▶ [TEXT ZUM LESEN]:
• • • • • • •

Ignoriert werden sollte es natürlich nicht, aber deswegen das ganze Spiel ins "Spielspaß-Grab" zu werfen halte ich doch für sehr übertrieben. Spiele auf ArmA (2) Basis sind WEIT mehr als nur eine Kampagne und daher sollten auch ALLE Features fair bewertet werden. 

Wenn ein Automagazin nen kleinen Hochleistungs-Roadster testet, dann kann und sollte erwähnt werden, dass der Kofferaum klein ist und nicht für einen Wochenendeinkauf genutzt werden kann. Aber deswegen wird das Automagazin den Wagen sicher nicht gleich als schlechtes Auto bewerten, wenn gleichzeitig andere Dinge (Fahrwerk, Motor, Fahrspaß, Verarbeitungsqualität usw.) auf hohem Niveau sind.

Genauso sehe ich das bei Spielen wie der ArmA-Reihe (ich zähle dieses Spiel einfach mal dazu). Die Kampagne macht nur einen sehr kleinen Teil des Spiels aus. Geschätzte 90% der Spieler, die auch heute noch ArmA 1, 2 oder das erste Operation Flashpoint spielen, werden sicher nicht mehr die Kampagnen spielen, sondern selbsterstellte oder von anderen erstellte On- und Offline-Missionen und Kampagnen. Der Editor bietet sowohl für Einzelspieler-, als auch für Mehrspielerfans so enorm viele Möglichkeiten, dass die Wertung der Kampagne meiner Meinung nach höchstens zu 25% in die Gesamtwertung einfließen darf.

Spiele auf ArmA/OFP Basis sind nunmal kein Zocker-Fastfood, sondern man muss sich intensiv damit beschäftigen um alle Qualitäten zu finden und für sich nutzen zu können. Wer natürlich nur die Kampagne anspielt, der verpasst die meisten dieser Qualitäten. Von der Pizza isst man ja auch nicht nur die Oliven.


----------



## mwd222 (23. Mai 2012)

Enisra schrieb:


> ich weiß auch nicht was einige wollen
> Das Spiel hat einen Singleplayer und dann muss man auch einen Singleplayer bewerten und wenn der nicht wichtig sein soll muss man aber dann aber auch wieder Fragen warum die da einen drin haben und dann muss man auch nicht beleidigt reagieren wenn die halt scheiße ausfällt


 
Wir wollen einen kompletten Test mit allen Features - nicht nur einen Teiltest!!!!

Es gibt keinen, der je ein OFp/ArnA-Spiel gespielt hat, der nicht weis das es viele Baustellen gibt! Aber gegenueber Codemaster (die haben nach 6 Monaten den Support eingestelt), ist der Support von BI immer noch aktive (und ArmA ist vor 3 Jahren rausgekommen!)

Also macht einen kompletten Test!


----------



## Lord-MDB (23. Mai 2012)

Museumsreife Benutzeroberfläche
Umständliche Squad-Steuerung
Fummeliges Ausrüstungsmenü
Künstliche „Intelligenz“ verdient den Namen nicht
Wortmeldungen und Funkverkehr verbreiten unfreiwillige Komik anstatt Kriegsatmosphäre 

also von diesen Minus punkten kann man nur einen als Ernsthaften negativ Punkt nehmen und zwar dem mit der KI.

• • • • • • •

▶ [BEREITGESTELLTE DATEN]:
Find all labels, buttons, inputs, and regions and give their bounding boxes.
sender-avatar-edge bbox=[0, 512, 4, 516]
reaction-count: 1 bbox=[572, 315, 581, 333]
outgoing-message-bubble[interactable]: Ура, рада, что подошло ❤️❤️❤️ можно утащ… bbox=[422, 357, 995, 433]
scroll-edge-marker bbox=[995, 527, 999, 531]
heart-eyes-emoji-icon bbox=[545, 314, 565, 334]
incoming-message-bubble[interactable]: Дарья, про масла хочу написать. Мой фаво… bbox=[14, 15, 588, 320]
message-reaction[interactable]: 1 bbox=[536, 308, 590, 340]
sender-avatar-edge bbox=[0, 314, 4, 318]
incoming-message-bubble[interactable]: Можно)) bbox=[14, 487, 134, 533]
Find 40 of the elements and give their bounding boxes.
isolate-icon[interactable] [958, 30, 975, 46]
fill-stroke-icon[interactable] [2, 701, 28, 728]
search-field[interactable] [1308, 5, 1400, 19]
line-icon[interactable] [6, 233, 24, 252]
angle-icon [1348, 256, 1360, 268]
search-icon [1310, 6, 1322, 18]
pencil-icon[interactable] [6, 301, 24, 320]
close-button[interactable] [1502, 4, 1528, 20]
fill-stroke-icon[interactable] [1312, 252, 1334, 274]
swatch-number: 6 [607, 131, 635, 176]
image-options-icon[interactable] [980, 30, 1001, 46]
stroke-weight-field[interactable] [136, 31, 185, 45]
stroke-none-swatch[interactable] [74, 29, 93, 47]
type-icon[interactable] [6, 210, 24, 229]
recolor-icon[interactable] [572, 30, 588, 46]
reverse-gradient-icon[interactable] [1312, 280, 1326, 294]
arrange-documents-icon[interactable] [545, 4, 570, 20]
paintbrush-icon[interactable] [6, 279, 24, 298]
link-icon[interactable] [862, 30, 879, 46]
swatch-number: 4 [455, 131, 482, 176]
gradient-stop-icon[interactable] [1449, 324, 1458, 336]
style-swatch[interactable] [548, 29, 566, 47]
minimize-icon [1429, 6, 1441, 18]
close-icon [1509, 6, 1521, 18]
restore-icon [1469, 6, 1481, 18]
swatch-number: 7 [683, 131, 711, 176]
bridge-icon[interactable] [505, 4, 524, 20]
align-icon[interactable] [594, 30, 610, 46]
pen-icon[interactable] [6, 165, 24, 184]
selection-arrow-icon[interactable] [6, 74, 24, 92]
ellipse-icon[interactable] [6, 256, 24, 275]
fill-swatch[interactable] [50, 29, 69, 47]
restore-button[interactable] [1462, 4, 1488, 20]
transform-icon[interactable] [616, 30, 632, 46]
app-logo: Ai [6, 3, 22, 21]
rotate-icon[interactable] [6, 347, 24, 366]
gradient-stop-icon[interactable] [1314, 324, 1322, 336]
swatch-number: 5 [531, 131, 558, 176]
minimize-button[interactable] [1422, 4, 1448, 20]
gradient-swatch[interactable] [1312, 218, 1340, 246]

• • • • • • •

▶ [ZU ERLEDIGENDE AUFGABEN]:
(a) Formatiere die Zeilen der Datensätze vom Anfang bis einschließlich der Zeile mit "reaction-count: 1 bbox=[572, 315, 581, 333]" als JSON-Liste von Zeichenketten, je eine pro Zeile und ohne Leerzeilen.
(b) Schreib den Forenthread über die ArmA-Wertung ab seinem letzten Satz weiter.

▶ [ANTWORTEN]:
(a)
[
  "Find all labels, buttons, inputs, and regions and give their bounding boxes.",
  "sender-avatar-edge bbox=[0, 512, 4, 516]",
  "reaction-count: 1 bbox=[572, 315, 581, 333]"
]

(b)
Die kriegt nicht immer alles mit und man muss da halt auf seine Leute auch aufpassen !

*Fummeliges Ausrüstungsmenü*

Und das ist auch wenn man den Text lies nicht zu verstehen,wie unbeholfen muss man sein Dinge ablegt die nur durch Aktives tun abgelegt werden,also man es selber macht.Wie kann über so was dann auch noch beschweren.Waffen wechseln und andere Dinge gehen mit einen Klick und da verliert man nicht den Rest der Ausrüstung !

*Museumsreife Benutzeroberfläche
Umständliche Squad-Steuerung*

Der Rest ist Unglaube würdig,weil wir sonst mal einer erklären soll was dran umständlich ist 3 Tasten zu drücken oder einen Mausklick zu tätigen um die KI in Deckung zuschicken oder von a nach b zu schicken.

*Wortmeldungen und Funkverkehr verbreiten unfreiwillige Komik anstatt Kriegsatmosphäre *

Ob das vielleicht nicht anders geht und das so vielleicht beste Möglichkeit ist,Die Meldungen sind klar und gut und verbreiten nicht unfreiwillige Komik.
Das ist Unsinn,wenn für jeder Möglichkeit,die können könnte ein Sound geschrieben werden müsste dann wäre man locker bei einer Million Sounds !


----------



## BattleKeks (23. Mai 2012)

Dieser Test ist, gelinde gesagt, Schwachsinn.
Das Spiel ist ein Multiplayertitel und ihr testet den Singleplayer.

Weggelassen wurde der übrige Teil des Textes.